** Begin INPUT ROWS **

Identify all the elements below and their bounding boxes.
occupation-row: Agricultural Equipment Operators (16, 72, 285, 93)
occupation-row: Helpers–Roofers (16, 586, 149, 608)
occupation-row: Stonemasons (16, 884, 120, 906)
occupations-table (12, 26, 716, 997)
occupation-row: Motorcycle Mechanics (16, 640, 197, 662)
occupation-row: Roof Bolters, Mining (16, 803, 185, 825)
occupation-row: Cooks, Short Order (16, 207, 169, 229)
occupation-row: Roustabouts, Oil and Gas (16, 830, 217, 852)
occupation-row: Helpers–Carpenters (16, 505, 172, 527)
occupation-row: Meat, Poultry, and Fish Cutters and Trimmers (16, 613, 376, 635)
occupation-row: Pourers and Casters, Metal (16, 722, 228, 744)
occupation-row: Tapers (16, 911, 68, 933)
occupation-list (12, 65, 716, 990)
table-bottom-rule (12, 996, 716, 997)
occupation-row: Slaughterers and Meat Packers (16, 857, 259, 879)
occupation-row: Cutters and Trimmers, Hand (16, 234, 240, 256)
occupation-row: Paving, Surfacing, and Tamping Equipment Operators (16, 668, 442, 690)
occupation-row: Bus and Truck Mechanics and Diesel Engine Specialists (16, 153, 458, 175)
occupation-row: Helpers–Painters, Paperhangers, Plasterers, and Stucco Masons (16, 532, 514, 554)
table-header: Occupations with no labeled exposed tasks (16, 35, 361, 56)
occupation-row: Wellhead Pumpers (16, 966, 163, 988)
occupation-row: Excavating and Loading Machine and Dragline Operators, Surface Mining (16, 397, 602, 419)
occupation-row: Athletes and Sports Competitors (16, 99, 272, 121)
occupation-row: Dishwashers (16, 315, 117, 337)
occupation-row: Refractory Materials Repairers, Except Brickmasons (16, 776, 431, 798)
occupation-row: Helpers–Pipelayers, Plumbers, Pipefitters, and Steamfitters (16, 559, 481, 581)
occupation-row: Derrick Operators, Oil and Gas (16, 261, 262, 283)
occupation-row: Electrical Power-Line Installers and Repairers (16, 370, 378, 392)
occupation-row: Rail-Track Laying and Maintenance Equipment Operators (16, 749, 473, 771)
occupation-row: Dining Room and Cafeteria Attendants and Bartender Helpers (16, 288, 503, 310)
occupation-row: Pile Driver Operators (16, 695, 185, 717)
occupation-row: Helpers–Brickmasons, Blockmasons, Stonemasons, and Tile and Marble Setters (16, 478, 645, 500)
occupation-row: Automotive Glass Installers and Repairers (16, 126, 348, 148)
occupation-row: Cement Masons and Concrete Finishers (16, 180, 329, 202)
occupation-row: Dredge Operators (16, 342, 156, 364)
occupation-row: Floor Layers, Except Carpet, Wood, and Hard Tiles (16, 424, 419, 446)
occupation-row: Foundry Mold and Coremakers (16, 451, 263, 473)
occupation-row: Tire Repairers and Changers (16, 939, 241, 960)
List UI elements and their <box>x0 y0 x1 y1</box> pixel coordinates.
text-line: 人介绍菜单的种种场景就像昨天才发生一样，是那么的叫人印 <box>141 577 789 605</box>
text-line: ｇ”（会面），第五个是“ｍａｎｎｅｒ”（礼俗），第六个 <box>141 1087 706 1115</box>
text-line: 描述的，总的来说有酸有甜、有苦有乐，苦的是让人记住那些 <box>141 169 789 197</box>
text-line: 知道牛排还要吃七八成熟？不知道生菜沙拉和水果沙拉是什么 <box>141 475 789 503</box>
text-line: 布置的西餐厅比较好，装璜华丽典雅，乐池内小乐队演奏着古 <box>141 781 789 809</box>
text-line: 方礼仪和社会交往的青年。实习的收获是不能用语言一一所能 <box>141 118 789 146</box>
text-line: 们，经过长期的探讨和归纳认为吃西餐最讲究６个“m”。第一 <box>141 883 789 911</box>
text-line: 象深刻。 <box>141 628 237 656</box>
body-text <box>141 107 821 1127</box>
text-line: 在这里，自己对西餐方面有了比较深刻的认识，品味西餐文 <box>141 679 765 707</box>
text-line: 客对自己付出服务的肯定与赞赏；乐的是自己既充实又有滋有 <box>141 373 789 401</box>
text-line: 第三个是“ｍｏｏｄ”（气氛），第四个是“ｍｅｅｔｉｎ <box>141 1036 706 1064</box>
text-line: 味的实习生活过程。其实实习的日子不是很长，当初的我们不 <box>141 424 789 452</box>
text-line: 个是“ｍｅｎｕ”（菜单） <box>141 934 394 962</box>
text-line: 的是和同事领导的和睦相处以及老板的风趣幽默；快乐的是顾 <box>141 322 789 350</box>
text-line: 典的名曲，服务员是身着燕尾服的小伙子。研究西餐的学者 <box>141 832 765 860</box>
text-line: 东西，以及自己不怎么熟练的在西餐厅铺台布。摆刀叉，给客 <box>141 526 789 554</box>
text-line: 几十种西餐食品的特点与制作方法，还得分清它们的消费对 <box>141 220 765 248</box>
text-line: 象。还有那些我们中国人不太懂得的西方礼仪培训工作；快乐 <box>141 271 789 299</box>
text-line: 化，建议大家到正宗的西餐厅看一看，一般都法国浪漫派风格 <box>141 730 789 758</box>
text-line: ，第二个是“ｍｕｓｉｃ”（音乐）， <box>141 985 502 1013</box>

** End INPUT ROWS **

*PROBLEM DETAILS:* Reproduce the data above, replacing each "occupation-row" with "job-row" and changing nothing else.

*WORKED SOLUTION:*
Identify all the elements below and their bounding boxes.
job-row: Agricultural Equipment Operators (16, 72, 285, 93)
job-row: Helpers–Roofers (16, 586, 149, 608)
job-row: Stonemasons (16, 884, 120, 906)
occupations-table (12, 26, 716, 997)
job-row: Motorcycle Mechanics (16, 640, 197, 662)
job-row: Roof Bolters, Mining (16, 803, 185, 825)
job-row: Cooks, Short Order (16, 207, 169, 229)
job-row: Roustabouts, Oil and Gas (16, 830, 217, 852)
job-row: Helpers–Carpenters (16, 505, 172, 527)
job-row: Meat, Poultry, and Fish Cutters and Trimmers (16, 613, 376, 635)
job-row: Pourers and Casters, Metal (16, 722, 228, 744)
job-row: Tapers (16, 911, 68, 933)
occupation-list (12, 65, 716, 990)
table-bottom-rule (12, 996, 716, 997)
job-row: Slaughterers and Meat Packers (16, 857, 259, 879)
job-row: Cutters and Trimmers, Hand (16, 234, 240, 256)
job-row: Paving, Surfacing, and Tamping Equipment Operators (16, 668, 442, 690)
job-row: Bus and Truck Mechanics and Diesel Engine Specialists (16, 153, 458, 175)
job-row: Helpers–Painters, Paperhangers, Plasterers, and Stucco Masons (16, 532, 514, 554)
table-header: Occupations with no labeled exposed tasks (16, 35, 361, 56)
job-row: Wellhead Pumpers (16, 966, 163, 988)
job-row: Excavating and Loading Machine and Dragline Operators, Surface Mining (16, 397, 602, 419)
job-row: Athletes and Sports Competitors (16, 99, 272, 121)
job-row: Dishwashers (16, 315, 117, 337)
job-row: Refractory Materials Repairers, Except Brickmasons (16, 776, 431, 798)
job-row: Helpers–Pipelayers, Plumbers, Pipefitters, and Steamfitters (16, 559, 481, 581)
job-row: Derrick Operators, Oil and Gas (16, 261, 262, 283)
job-row: Electrical Power-Line Installers and Repairers (16, 370, 378, 392)
job-row: Rail-Track Laying and Maintenance Equipment Operators (16, 749, 473, 771)
job-row: Dining Room and Cafeteria Attendants and Bartender Helpers (16, 288, 503, 310)
job-row: Pile Driver Operators (16, 695, 185, 717)
job-row: Helpers–Brickmasons, Blockmasons, Stonemasons, and Tile and Marble Setters (16, 478, 645, 500)
job-row: Automotive Glass Installers and Repairers (16, 126, 348, 148)
job-row: Cement Masons and Concrete Finishers (16, 180, 329, 202)
job-row: Dredge Operators (16, 342, 156, 364)
job-row: Floor Layers, Except Carpet, Wood, and Hard Tiles (16, 424, 419, 446)
job-row: Foundry Mold and Coremakers (16, 451, 263, 473)
job-row: Tire Repairers and Changers (16, 939, 241, 960)
List UI elements and their <box>x0 y0 x1 y1</box> pixel coordinates.
text-line: 人介绍菜单的种种场景就像昨天才发生一样，是那么的叫人印 <box>141 577 789 605</box>
text-line: ｇ”（会面），第五个是“ｍａｎｎｅｒ”（礼俗），第六个 <box>141 1087 706 1115</box>
text-line: 描述的，总的来说有酸有甜、有苦有乐，苦的是让人记住那些 <box>141 169 789 197</box>
text-line: 知道牛排还要吃七八成熟？不知道生菜沙拉和水果沙拉是什么 <box>141 475 789 503</box>
text-line: 布置的西餐厅比较好，装璜华丽典雅，乐池内小乐队演奏着古 <box>141 781 789 809</box>
text-line: 方礼仪和社会交往的青年。实习的收获是不能用语言一一所能 <box>141 118 789 146</box>
text-line: 们，经过长期的探讨和归纳认为吃西餐最讲究６个“m”。第一 <box>141 883 789 911</box>
text-line: 象深刻。 <box>141 628 237 656</box>
body-text <box>141 107 821 1127</box>
text-line: 在这里，自己对西餐方面有了比较深刻的认识，品味西餐文 <box>141 679 765 707</box>
text-line: 客对自己付出服务的肯定与赞赏；乐的是自己既充实又有滋有 <box>141 373 789 401</box>
text-line: 第三个是“ｍｏｏｄ”（气氛），第四个是“ｍｅｅｔｉｎ <box>141 1036 706 1064</box>
text-line: 味的实习生活过程。其实实习的日子不是很长，当初的我们不 <box>141 424 789 452</box>
text-line: 个是“ｍｅｎｕ”（菜单） <box>141 934 394 962</box>
text-line: 的是和同事领导的和睦相处以及老板的风趣幽默；快乐的是顾 <box>141 322 789 350</box>
text-line: 典的名曲，服务员是身着燕尾服的小伙子。研究西餐的学者 <box>141 832 765 860</box>
text-line: 东西，以及自己不怎么熟练的在西餐厅铺台布。摆刀叉，给客 <box>141 526 789 554</box>
text-line: 几十种西餐食品的特点与制作方法，还得分清它们的消费对 <box>141 220 765 248</box>
text-line: 象。还有那些我们中国人不太懂得的西方礼仪培训工作；快乐 <box>141 271 789 299</box>
text-line: 化，建议大家到正宗的西餐厅看一看，一般都法国浪漫派风格 <box>141 730 789 758</box>
text-line: ，第二个是“ｍｕｓｉｃ”（音乐）， <box>141 985 502 1013</box>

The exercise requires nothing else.